→ **Task details**:
Collect each line of the entries that holds the string "Annual".
[BEGIN Data entries]
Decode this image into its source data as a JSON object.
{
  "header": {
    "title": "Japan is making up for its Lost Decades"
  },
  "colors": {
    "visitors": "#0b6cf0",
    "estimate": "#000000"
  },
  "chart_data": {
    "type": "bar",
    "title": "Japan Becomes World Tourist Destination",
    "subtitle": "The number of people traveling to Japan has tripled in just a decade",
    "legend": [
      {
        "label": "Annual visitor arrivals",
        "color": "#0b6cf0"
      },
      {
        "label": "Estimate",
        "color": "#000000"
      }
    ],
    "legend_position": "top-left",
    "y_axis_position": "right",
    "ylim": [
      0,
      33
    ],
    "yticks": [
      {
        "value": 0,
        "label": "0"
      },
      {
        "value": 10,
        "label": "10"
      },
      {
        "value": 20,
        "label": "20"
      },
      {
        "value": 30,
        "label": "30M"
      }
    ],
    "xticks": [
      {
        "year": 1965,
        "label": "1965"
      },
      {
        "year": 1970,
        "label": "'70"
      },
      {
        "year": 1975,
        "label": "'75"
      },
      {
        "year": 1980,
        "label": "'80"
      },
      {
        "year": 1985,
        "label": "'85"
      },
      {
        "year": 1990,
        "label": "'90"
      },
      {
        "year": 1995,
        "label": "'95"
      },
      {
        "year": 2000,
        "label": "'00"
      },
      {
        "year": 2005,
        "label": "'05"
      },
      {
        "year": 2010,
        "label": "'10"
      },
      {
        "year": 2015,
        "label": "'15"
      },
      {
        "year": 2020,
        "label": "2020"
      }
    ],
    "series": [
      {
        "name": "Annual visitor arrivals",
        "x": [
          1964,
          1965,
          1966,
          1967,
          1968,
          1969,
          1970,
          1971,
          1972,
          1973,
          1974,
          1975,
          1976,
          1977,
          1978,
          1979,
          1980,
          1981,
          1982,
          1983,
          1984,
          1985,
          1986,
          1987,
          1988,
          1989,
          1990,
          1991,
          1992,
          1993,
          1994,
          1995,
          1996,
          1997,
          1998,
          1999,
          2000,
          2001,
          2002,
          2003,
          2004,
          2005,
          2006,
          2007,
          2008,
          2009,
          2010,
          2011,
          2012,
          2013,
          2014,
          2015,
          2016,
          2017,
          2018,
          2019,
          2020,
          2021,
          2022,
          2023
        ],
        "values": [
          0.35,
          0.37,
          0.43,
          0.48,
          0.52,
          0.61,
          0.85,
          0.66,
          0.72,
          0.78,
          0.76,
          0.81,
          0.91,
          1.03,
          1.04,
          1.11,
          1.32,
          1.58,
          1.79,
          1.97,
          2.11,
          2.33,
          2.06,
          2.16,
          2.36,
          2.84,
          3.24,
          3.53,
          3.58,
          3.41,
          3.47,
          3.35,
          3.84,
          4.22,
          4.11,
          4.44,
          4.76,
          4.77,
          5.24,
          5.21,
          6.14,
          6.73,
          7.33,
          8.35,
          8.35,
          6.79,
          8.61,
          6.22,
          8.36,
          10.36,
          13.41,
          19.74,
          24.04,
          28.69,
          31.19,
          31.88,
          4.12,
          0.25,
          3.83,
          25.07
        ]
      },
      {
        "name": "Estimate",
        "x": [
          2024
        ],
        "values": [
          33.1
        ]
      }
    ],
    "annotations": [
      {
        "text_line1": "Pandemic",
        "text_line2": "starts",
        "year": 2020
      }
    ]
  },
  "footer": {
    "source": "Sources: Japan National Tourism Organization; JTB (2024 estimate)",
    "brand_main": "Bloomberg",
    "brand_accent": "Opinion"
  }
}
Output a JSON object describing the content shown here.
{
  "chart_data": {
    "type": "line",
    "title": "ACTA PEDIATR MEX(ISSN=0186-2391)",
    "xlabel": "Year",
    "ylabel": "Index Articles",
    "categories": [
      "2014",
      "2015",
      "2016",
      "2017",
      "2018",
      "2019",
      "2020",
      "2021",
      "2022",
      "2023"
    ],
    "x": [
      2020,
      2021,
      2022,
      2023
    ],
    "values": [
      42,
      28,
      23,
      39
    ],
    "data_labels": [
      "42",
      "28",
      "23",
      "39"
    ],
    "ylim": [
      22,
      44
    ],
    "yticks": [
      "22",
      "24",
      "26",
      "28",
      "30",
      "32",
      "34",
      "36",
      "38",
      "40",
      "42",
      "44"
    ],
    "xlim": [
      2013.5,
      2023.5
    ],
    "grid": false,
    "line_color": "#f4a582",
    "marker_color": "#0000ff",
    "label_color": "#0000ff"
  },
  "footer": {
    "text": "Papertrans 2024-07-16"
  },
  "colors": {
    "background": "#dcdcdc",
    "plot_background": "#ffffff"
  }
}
[END Data entries]
→ **Expected answer**:
        "label": "Annual visitor arrivals",
        "name": "Annual visitor arrivals",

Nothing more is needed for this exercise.